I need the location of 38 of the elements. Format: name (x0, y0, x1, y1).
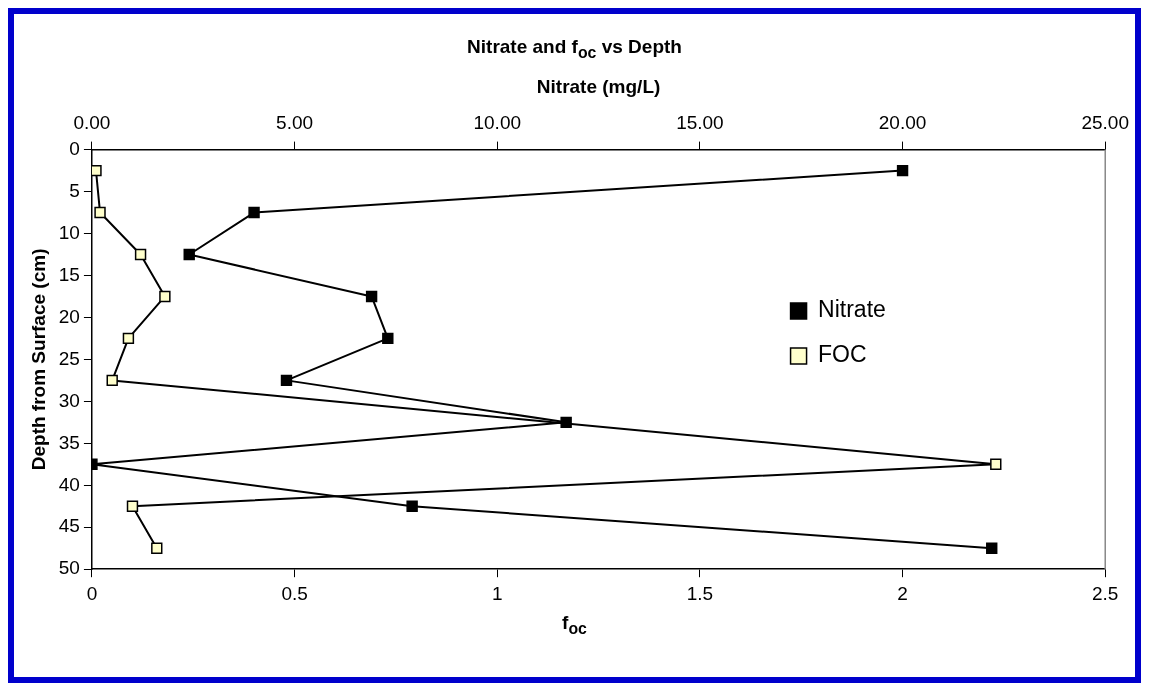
x-tick-label: 0.5 (281, 582, 308, 604)
x-tick-label: 2.5 (1092, 582, 1119, 604)
y-tick-label: 5 (69, 179, 80, 201)
y-tick-label: 50 (58, 557, 80, 579)
legend-label: FOC (818, 341, 867, 368)
point (159, 290, 171, 303)
y-tick-label: 0 (69, 137, 80, 159)
y-tick-label: 15 (58, 263, 80, 285)
y-tick-label: 10 (58, 221, 80, 243)
x-axis-title: f$_{oc}$ (561, 612, 588, 638)
x-tick-label: 1.5 (686, 582, 714, 604)
x2-tick-label: 25.00 (1081, 112, 1129, 134)
y-tick-label: 20 (58, 305, 80, 327)
y-axis-title: Depth from Surface (cm) (27, 248, 49, 471)
point (126, 500, 139, 512)
x2-tick-label: 15.00 (676, 112, 724, 134)
y-tick-label: 35 (58, 431, 80, 453)
y-tick-label: 25 (58, 347, 80, 369)
point (94, 206, 106, 219)
x2-tick-label: 20.00 (878, 112, 927, 134)
y-tick-label: 40 (58, 473, 80, 495)
chart-title: Nitrate and f$_{oc}$ vs Depth (466, 36, 683, 62)
point (106, 374, 118, 387)
x-tick-label: 1 (491, 582, 503, 604)
legend-label: Nitrate (818, 296, 886, 323)
y-tick-label: 45 (58, 515, 80, 537)
x-tick-label: 0 (86, 582, 98, 604)
x-tick-label: 2 (897, 582, 908, 604)
point (91, 164, 102, 177)
x2-tick-label: 0.00 (73, 112, 111, 134)
x2-tick-label: 10.00 (473, 112, 522, 134)
point (122, 332, 135, 345)
point (151, 542, 163, 554)
point (990, 458, 1002, 470)
x2-tick-label: 5.00 (276, 112, 314, 134)
x2-axis-title: Nitrate (mg/L) (536, 75, 661, 97)
y-tick-label: 30 (58, 389, 80, 411)
point (134, 248, 147, 261)
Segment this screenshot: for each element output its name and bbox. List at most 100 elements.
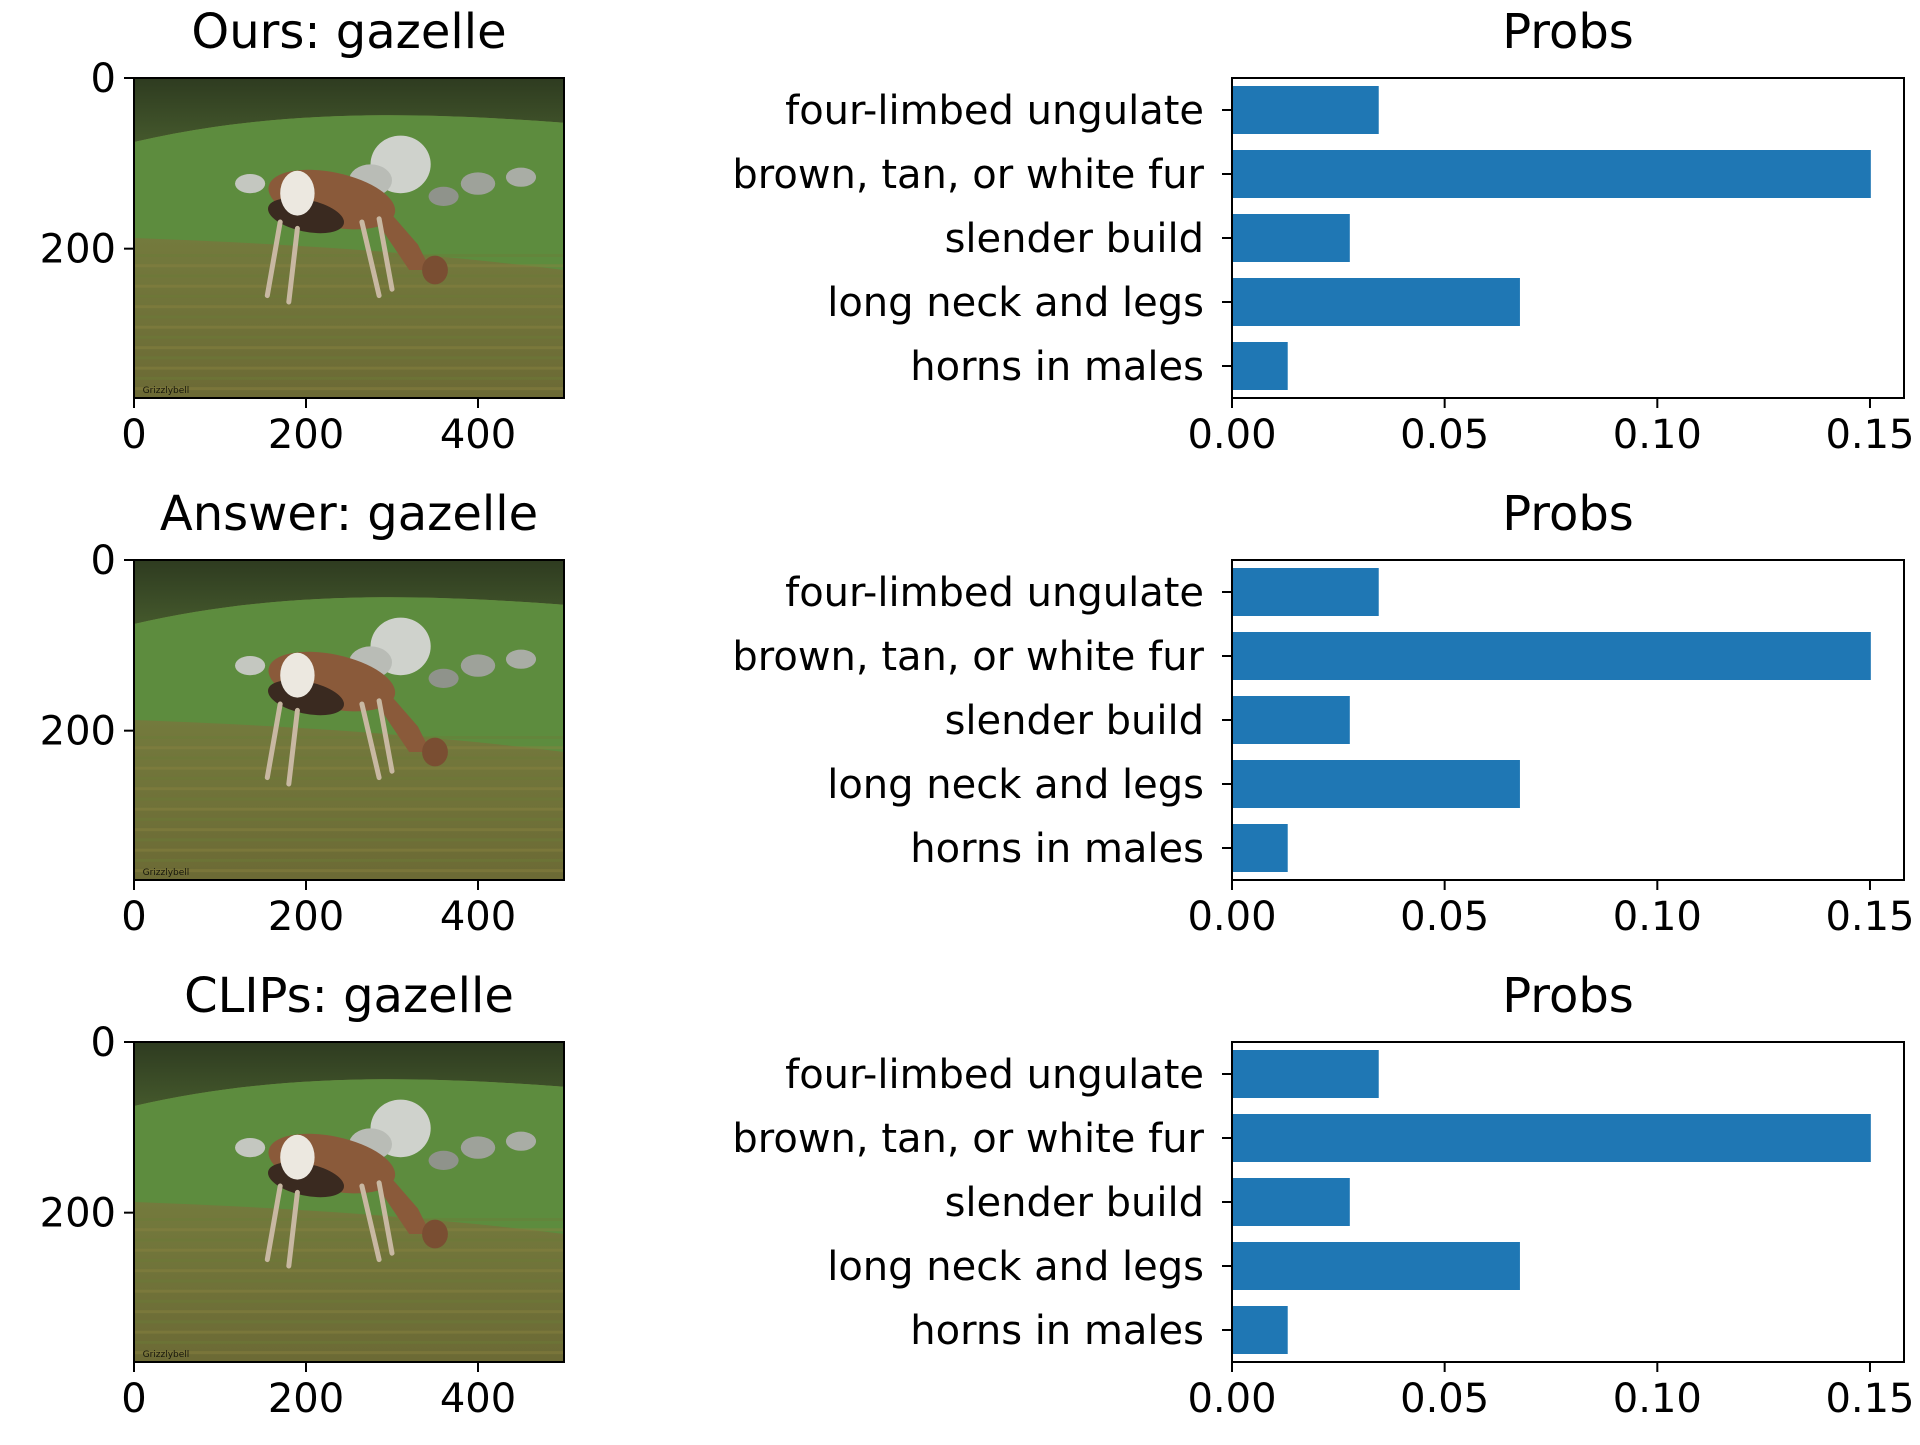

════════

Given problem
Copy the rows above line for line without changing anything, and leave out the pictures.

Solution to this task
I need the location of 38 of the elements. Format: name (x0, y0, x1, y1).
x-tick-label: 0.5 (281, 582, 308, 604)
x-tick-label: 2.5 (1092, 582, 1119, 604)
y-tick-label: 5 (69, 179, 80, 201)
y-tick-label: 50 (58, 557, 80, 579)
legend-label: FOC (818, 341, 867, 368)
point (159, 290, 171, 303)
y-tick-label: 0 (69, 137, 80, 159)
y-tick-label: 15 (58, 263, 80, 285)
y-tick-label: 10 (58, 221, 80, 243)
x-axis-title: f$_{oc}$ (561, 612, 588, 638)
x-tick-label: 1.5 (686, 582, 714, 604)
x2-tick-label: 25.00 (1081, 112, 1129, 134)
y-tick-label: 20 (58, 305, 80, 327)
y-axis-title: Depth from Surface (cm) (27, 248, 49, 471)
point (126, 500, 139, 512)
x2-tick-label: 15.00 (676, 112, 724, 134)
y-tick-label: 35 (58, 431, 80, 453)
y-tick-label: 25 (58, 347, 80, 369)
point (94, 206, 106, 219)
x2-tick-label: 20.00 (878, 112, 927, 134)
y-tick-label: 40 (58, 473, 80, 495)
chart-title: Nitrate and f$_{oc}$ vs Depth (466, 36, 683, 62)
point (106, 374, 118, 387)
x-tick-label: 1 (491, 582, 503, 604)
legend-label: Nitrate (818, 296, 886, 323)
y-tick-label: 45 (58, 515, 80, 537)
x-tick-label: 0 (86, 582, 98, 604)
x-tick-label: 2 (897, 582, 908, 604)
point (91, 164, 102, 177)
x2-tick-label: 0.00 (73, 112, 111, 134)
x2-tick-label: 10.00 (473, 112, 522, 134)
point (122, 332, 135, 345)
point (151, 542, 163, 554)
point (990, 458, 1002, 470)
x2-tick-label: 5.00 (276, 112, 314, 134)
x2-axis-title: Nitrate (mg/L) (536, 75, 661, 97)
y-tick-label: 30 (58, 389, 80, 411)
point (134, 248, 147, 261)
Segment this screenshot: for each element output its name and bbox. List at most 100 elements.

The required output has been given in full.